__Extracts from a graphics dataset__
☆ ☆ ☆ ☆ ☆ ☆ ☆

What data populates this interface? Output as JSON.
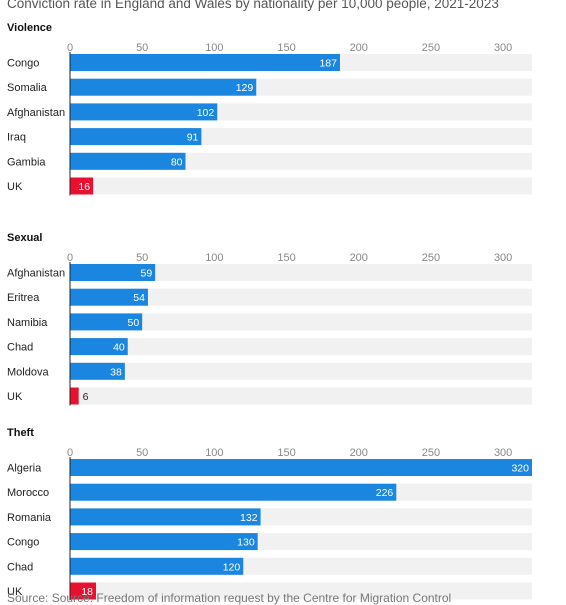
{
  "subtitle": "Conviction rate in England and Wales by nationality per 10,000 people, 2021-2023",
  "source": "Source: Source: Freedom of information request by the Centre for Migration Control",
  "colors": {
    "bar": "#1a86e0",
    "highlight": "#e8102e",
    "track": "#f1f1f1",
    "axis": "#222222"
  },
  "chart_data": [
    {
      "type": "bar",
      "title": "Violence",
      "categories": [
        "Congo",
        "Somalia",
        "Afghanistan",
        "Iraq",
        "Gambia",
        "UK"
      ],
      "values": [
        187,
        129,
        102,
        91,
        80,
        16
      ],
      "highlight": [
        "UK"
      ],
      "xlim": [
        0,
        320
      ],
      "xticks": [
        0,
        50,
        100,
        150,
        200,
        250,
        300
      ]
    },
    {
      "type": "bar",
      "title": "Sexual",
      "categories": [
        "Afghanistan",
        "Eritrea",
        "Namibia",
        "Chad",
        "Moldova",
        "UK"
      ],
      "values": [
        59,
        54,
        50,
        40,
        38,
        6
      ],
      "highlight": [
        "UK"
      ],
      "xlim": [
        0,
        320
      ],
      "xticks": [
        0,
        50,
        100,
        150,
        200,
        250,
        300
      ]
    },
    {
      "type": "bar",
      "title": "Theft",
      "categories": [
        "Algeria",
        "Morocco",
        "Romania",
        "Congo",
        "Chad",
        "UK"
      ],
      "values": [
        320,
        226,
        132,
        130,
        120,
        18
      ],
      "highlight": [
        "UK"
      ],
      "xlim": [
        0,
        320
      ],
      "xticks": [
        0,
        50,
        100,
        150,
        200,
        250,
        300
      ]
    }
  ]
}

☆ ☆ ☆ ☆ ☆ ☆ ☆

__TASK TO CARRY OUT__
Return the listing above in full and without alteration, excluding its pictures.

__CORRECT OUTPUT__
What data populates this interface? Output as JSON.
{
  "subtitle": "Conviction rate in England and Wales by nationality per 10,000 people, 2021-2023",
  "source": "Source: Source: Freedom of information request by the Centre for Migration Control",
  "colors": {
    "bar": "#1a86e0",
    "highlight": "#e8102e",
    "track": "#f1f1f1",
    "axis": "#222222"
  },
  "chart_data": [
    {
      "type": "bar",
      "title": "Violence",
      "categories": [
        "Congo",
        "Somalia",
        "Afghanistan",
        "Iraq",
        "Gambia",
        "UK"
      ],
      "values": [
        187,
        129,
        102,
        91,
        80,
        16
      ],
      "highlight": [
        "UK"
      ],
      "xlim": [
        0,
        320
      ],
      "xticks": [
        0,
        50,
        100,
        150,
        200,
        250,
        300
      ]
    },
    {
      "type": "bar",
      "title": "Sexual",
      "categories": [
        "Afghanistan",
        "Eritrea",
        "Namibia",
        "Chad",
        "Moldova",
        "UK"
      ],
      "values": [
        59,
        54,
        50,
        40,
        38,
        6
      ],
      "highlight": [
        "UK"
      ],
      "xlim": [
        0,
        320
      ],
      "xticks": [
        0,
        50,
        100,
        150,
        200,
        250,
        300
      ]
    },
    {
      "type": "bar",
      "title": "Theft",
      "categories": [
        "Algeria",
        "Morocco",
        "Romania",
        "Congo",
        "Chad",
        "UK"
      ],
      "values": [
        320,
        226,
        132,
        130,
        120,
        18
      ],
      "highlight": [
        "UK"
      ],
      "xlim": [
        0,
        320
      ],
      "xticks": [
        0,
        50,
        100,
        150,
        200,
        250,
        300
      ]
    }
  ]
}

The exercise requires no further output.